YOUR OBJECTIVE:
The required output is a single number: how many lines of the material contain the string "Value".

DATA PROVIDED:
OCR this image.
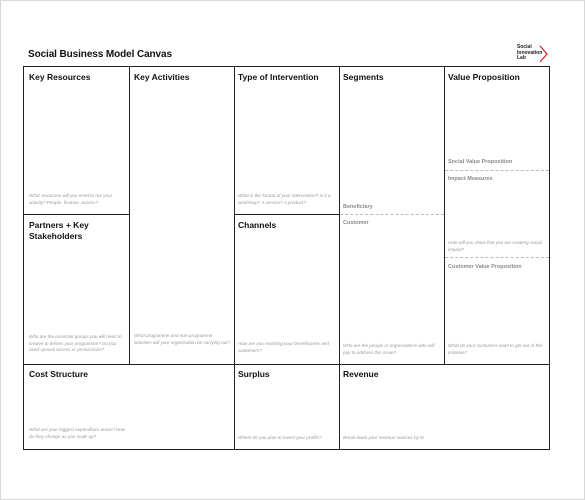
Social Business Model Canvas
Social
Innovation
Lab
Key Resources
What resources will you need to run your activity? People, finance, access?
Partners + Key Stakeholders
Who are the essential groups you will need to involve to deliver your programme? Do you need special access or permissions?
Key Activities
What programme and non-programme activities will your organisation be carrying out?
Type of Intervention
What is the format of your intervention? Is it a workshop? A service? A product?
Channels
How are you reaching your beneficiaries and customers?
Segments
Beneficiary
Customer
Who are the people or organisations who will pay to address this issue?
Value Proposition
Social Value Proposition
Impact Measures
How will you show that you are creating social impact?
Customer Value Proposition
What do your customers want to get out of this initiative?
Cost Structure
What are your biggest expenditure areas? How do they change as you scale up?
Surplus
Where do you plan to invest your profits?
Revenue
Break down your revenue sources by %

SOLUTION BELOW:
3